*Text provided*:
For public defender Vito de la Cruz, it was grit in the face of massive obstacles as a migrant worker: “If there’s one thing that my nena [aunt who raised him] gave me, it was a desire to learn and to succeed in school. Against all odds, she was the first in our family – of either gender – to graduate from high school and eventually from college. And I ended up going from San Benito, Texas, to Yale, which was a culture shock to the extreme. I went from an environment where we were essentially surviving below the poverty line, to where our entire family could probably have existed for a month on all the food that was thrown away in just one dining hall at Yale.” (page 155)
Policewoman Pat Hays connected her work with service: “It wasn’t all adversity or I would have been really stupid to have kept that job. It’s kind of a calling. I really enjoyed helping people. I would have done it forever.” (page 161)

Records excerpted from a collection:
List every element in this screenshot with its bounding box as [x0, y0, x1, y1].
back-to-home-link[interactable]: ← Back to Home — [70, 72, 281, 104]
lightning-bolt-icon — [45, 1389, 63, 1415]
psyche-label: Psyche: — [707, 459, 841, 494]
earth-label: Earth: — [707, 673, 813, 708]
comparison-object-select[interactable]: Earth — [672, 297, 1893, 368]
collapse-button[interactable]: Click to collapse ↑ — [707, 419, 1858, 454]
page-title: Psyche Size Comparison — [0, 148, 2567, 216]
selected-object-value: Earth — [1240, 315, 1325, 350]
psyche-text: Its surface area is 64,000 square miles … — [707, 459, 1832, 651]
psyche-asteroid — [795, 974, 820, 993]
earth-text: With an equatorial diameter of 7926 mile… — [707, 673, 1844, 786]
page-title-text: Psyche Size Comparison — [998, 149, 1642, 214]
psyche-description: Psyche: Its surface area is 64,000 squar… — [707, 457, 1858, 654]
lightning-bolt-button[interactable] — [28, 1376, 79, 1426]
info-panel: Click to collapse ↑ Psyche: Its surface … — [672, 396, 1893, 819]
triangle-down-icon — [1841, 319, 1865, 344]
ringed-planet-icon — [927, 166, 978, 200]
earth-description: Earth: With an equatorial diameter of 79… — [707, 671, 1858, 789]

*Requests*:
1. In the records, from the first line up to and including the line with "psyche-description: Psyche: Its", rename "Psyche Size Comparison" to "Asteroid Size Comparison" and change nothing else.
2. Write the next passage of the text of personal accounts about work, starting after its last sentence.

*Answers to the exercises*:
1.
List every element in this screenshot with its bounding box as [x0, y0, x1, y1].
back-to-home-link[interactable]: ← Back to Home — [70, 72, 281, 104]
lightning-bolt-icon — [45, 1389, 63, 1415]
psyche-label: Psyche: — [707, 459, 841, 494]
earth-label: Earth: — [707, 673, 813, 708]
comparison-object-select[interactable]: Earth — [672, 297, 1893, 368]
collapse-button[interactable]: Click to collapse ↑ — [707, 419, 1858, 454]
page-title: Asteroid Size Comparison — [0, 148, 2567, 216]
selected-object-value: Earth — [1240, 315, 1325, 350]
psyche-text: Its surface area is 64,000 square miles … — [707, 459, 1832, 651]
psyche-asteroid — [795, 974, 820, 993]
earth-text: With an equatorial diameter of 7926 mile… — [707, 673, 1844, 786]
page-title-text: Asteroid Size Comparison — [998, 149, 1642, 214]
psyche-description: Psyche: Its surface area is 64,000 squar… — [707, 457, 1858, 654]

2.
Eighth-grade science teacher Al Siedlecki saw talent in his student who eventually became a neurosurgeon: “You have a gift, and that day I wanted to make sure you knew I absolutely recognized it.” (page 180) It was a child who most clearly saw her mother’s calling as an oncology nurse: “I really think God wanted you to be what you are, because you’re awesome at it. To me, you are maybe an angel on earth; you come down and try your best to heal people.” (page 113)
These people are using their God-given gifts to take our community a step closer to the kingdom. Amen!